Begin Given records
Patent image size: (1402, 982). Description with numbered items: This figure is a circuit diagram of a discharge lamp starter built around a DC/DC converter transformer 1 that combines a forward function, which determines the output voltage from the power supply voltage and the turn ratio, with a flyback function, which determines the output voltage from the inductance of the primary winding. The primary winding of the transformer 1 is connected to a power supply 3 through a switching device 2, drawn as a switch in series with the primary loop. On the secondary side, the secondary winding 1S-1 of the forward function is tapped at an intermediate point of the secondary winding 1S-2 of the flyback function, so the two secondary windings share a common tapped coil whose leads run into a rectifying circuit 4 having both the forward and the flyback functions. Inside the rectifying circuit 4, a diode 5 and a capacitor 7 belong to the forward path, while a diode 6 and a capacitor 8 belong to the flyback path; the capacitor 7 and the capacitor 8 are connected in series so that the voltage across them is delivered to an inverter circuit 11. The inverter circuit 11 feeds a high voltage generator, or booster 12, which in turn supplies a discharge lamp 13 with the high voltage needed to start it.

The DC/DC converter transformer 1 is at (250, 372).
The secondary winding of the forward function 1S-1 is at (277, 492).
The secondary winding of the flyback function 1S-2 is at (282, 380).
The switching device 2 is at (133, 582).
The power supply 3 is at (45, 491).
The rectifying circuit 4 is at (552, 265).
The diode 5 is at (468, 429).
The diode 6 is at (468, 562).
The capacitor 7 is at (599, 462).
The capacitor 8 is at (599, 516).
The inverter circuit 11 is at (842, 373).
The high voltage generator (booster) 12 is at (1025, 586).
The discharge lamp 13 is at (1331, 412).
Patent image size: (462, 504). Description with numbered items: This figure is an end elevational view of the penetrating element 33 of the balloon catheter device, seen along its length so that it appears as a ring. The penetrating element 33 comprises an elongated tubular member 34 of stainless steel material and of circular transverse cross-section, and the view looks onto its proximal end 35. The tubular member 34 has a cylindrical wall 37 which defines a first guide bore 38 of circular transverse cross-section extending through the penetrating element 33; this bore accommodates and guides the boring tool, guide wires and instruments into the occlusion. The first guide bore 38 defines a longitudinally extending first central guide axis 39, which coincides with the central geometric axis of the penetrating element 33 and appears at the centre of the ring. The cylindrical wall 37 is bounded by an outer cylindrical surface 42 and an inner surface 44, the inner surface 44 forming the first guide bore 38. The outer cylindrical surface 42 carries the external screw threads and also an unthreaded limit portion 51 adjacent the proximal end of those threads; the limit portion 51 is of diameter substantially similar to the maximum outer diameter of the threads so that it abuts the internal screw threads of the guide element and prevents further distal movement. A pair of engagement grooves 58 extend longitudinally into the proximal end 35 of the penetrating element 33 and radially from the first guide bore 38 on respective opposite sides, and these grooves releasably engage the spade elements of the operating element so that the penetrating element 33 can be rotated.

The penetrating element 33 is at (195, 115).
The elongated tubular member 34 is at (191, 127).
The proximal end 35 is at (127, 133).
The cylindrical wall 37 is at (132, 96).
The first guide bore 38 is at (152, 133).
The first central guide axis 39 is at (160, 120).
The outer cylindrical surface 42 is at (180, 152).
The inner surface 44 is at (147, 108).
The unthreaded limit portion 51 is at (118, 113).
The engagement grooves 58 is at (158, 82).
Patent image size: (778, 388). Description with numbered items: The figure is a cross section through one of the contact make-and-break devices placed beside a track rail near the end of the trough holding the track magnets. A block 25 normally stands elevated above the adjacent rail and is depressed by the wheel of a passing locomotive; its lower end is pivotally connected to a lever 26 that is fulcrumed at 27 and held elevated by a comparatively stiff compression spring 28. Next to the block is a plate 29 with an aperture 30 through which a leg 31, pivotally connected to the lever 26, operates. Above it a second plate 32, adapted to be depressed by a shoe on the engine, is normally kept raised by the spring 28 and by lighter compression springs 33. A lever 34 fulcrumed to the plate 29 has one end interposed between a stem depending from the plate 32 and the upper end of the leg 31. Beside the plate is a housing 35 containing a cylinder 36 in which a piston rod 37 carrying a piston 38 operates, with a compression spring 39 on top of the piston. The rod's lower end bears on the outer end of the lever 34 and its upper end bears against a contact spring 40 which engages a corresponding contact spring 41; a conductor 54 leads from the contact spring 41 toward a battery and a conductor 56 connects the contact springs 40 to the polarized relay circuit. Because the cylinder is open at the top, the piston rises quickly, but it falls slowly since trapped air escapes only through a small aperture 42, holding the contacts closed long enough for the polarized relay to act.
End Given records
> _Task requirements_
Rewrite the records from the beginning up to and including the line with "The discharge lamp 13 is at (1331, 412).", replacing "discharge lamp starter" with "discharge lamp ignition circuit" and leaving everything else unchanged.

> _Response to the exercise_
Patent image size: (1402, 982). Description with numbered items: This figure is a circuit diagram of a discharge lamp ignition circuit built around a DC/DC converter transformer 1 that combines a forward function, which determines the output voltage from the power supply voltage and the turn ratio, with a flyback function, which determines the output voltage from the inductance of the primary winding. The primary winding of the transformer 1 is connected to a power supply 3 through a switching device 2, drawn as a switch in series with the primary loop. On the secondary side, the secondary winding 1S-1 of the forward function is tapped at an intermediate point of the secondary winding 1S-2 of the flyback function, so the two secondary windings share a common tapped coil whose leads run into a rectifying circuit 4 having both the forward and the flyback functions. Inside the rectifying circuit 4, a diode 5 and a capacitor 7 belong to the forward path, while a diode 6 and a capacitor 8 belong to the flyback path; the capacitor 7 and the capacitor 8 are connected in series so that the voltage across them is delivered to an inverter circuit 11. The inverter circuit 11 feeds a high voltage generator, or booster 12, which in turn supplies a discharge lamp 13 with the high voltage needed to start it.

The DC/DC converter transformer 1 is at (250, 372).
The secondary winding of the forward function 1S-1 is at (277, 492).
The secondary winding of the flyback function 1S-2 is at (282, 380).
The switching device 2 is at (133, 582).
The power supply 3 is at (45, 491).
The rectifying circuit 4 is at (552, 265).
The diode 5 is at (468, 429).
The diode 6 is at (468, 562).
The capacitor 7 is at (599, 462).
The capacitor 8 is at (599, 516).
The inverter circuit 11 is at (842, 373).
The high voltage generator (booster) 12 is at (1025, 586).
The discharge lamp 13 is at (1331, 412).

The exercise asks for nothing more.